To be done:
Copy the records word for word, starting with the first line and ending with the line that contains "754, 638, 772]", both included.

Data for the task:

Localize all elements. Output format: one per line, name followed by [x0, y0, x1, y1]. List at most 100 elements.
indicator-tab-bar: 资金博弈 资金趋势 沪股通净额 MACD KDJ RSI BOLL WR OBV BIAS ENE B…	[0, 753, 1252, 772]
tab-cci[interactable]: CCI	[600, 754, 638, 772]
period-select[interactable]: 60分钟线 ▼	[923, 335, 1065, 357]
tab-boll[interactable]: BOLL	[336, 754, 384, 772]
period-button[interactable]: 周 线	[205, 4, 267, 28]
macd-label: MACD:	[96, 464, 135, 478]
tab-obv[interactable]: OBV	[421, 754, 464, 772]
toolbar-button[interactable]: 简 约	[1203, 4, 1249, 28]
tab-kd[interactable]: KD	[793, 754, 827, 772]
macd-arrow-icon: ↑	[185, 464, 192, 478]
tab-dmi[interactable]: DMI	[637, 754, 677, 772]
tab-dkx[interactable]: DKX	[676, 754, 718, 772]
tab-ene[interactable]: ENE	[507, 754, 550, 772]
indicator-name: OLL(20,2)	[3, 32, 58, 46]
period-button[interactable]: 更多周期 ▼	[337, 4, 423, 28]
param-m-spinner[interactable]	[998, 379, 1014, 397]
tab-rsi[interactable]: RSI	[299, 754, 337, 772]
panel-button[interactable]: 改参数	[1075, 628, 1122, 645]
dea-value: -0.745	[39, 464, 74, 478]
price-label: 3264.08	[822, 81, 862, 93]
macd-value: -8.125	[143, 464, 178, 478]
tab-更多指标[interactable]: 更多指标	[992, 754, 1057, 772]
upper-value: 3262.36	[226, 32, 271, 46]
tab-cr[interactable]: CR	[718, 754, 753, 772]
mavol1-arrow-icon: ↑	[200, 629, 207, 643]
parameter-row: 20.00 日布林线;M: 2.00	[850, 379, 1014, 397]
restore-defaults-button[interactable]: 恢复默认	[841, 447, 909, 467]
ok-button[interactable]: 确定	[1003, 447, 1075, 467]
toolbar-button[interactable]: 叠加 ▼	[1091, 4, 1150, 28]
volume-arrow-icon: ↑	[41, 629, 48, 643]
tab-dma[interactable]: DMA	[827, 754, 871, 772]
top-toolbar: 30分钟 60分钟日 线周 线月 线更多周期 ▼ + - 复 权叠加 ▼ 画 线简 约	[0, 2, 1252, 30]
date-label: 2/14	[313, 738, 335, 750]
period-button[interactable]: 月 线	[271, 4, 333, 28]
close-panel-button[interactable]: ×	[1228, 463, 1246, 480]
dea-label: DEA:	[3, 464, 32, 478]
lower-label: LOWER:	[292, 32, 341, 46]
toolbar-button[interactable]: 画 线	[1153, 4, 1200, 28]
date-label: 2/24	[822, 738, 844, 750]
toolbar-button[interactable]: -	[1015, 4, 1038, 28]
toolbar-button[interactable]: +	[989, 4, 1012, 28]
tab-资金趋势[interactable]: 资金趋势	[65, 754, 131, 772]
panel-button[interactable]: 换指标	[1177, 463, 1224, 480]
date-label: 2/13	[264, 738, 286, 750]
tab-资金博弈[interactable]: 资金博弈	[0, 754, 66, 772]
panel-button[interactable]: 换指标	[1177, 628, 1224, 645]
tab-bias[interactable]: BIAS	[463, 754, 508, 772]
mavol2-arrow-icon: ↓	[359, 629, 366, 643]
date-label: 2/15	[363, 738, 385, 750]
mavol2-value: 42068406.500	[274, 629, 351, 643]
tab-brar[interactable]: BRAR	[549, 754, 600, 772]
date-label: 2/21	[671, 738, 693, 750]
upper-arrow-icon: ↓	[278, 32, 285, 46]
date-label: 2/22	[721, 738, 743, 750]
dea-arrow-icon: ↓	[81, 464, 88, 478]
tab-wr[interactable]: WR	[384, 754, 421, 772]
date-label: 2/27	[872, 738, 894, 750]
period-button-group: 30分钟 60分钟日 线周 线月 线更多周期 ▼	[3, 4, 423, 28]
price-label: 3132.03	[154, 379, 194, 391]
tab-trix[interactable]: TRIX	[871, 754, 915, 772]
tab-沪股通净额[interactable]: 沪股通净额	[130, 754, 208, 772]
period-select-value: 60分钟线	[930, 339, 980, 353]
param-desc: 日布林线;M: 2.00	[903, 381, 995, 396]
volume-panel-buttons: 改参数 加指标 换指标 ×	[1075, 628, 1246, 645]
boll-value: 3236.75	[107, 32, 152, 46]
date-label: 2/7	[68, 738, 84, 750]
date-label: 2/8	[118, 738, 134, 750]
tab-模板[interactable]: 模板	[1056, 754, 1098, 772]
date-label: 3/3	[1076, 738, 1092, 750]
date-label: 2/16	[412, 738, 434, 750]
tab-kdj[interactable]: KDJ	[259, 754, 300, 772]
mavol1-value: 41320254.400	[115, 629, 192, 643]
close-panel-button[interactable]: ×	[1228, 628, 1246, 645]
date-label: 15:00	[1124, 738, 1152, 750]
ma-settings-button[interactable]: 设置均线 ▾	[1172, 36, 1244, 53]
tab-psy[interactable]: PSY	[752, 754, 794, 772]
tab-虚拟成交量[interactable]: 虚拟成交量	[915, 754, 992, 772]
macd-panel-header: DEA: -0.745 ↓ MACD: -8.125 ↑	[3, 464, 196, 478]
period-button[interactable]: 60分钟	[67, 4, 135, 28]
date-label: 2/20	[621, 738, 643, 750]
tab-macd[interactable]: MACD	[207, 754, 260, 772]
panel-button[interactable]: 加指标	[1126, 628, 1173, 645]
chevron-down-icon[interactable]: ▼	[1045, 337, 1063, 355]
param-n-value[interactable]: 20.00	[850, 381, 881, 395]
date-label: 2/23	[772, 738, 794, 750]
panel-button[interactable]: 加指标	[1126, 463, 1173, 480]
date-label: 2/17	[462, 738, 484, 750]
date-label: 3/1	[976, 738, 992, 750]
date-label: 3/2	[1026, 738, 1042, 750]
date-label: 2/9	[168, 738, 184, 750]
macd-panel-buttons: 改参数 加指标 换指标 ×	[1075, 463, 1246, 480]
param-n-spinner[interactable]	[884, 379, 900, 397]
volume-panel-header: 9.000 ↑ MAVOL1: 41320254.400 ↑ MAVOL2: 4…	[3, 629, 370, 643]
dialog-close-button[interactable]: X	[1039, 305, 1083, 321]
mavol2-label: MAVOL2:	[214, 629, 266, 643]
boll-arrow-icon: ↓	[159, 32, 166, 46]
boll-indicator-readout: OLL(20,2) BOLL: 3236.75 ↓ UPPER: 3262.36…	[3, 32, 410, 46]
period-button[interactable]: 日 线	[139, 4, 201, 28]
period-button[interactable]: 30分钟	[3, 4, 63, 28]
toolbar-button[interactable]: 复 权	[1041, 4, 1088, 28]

Result:
Localize all elements. Output format: one per line, name followed by [x0, y0, x1, y1]. List at most 100 elements.
indicator-tab-bar: 资金博弈 资金趋势 沪股通净额 MACD KDJ RSI BOLL WR OBV BIAS ENE B…	[0, 753, 1252, 772]
tab-cci[interactable]: CCI	[600, 754, 638, 772]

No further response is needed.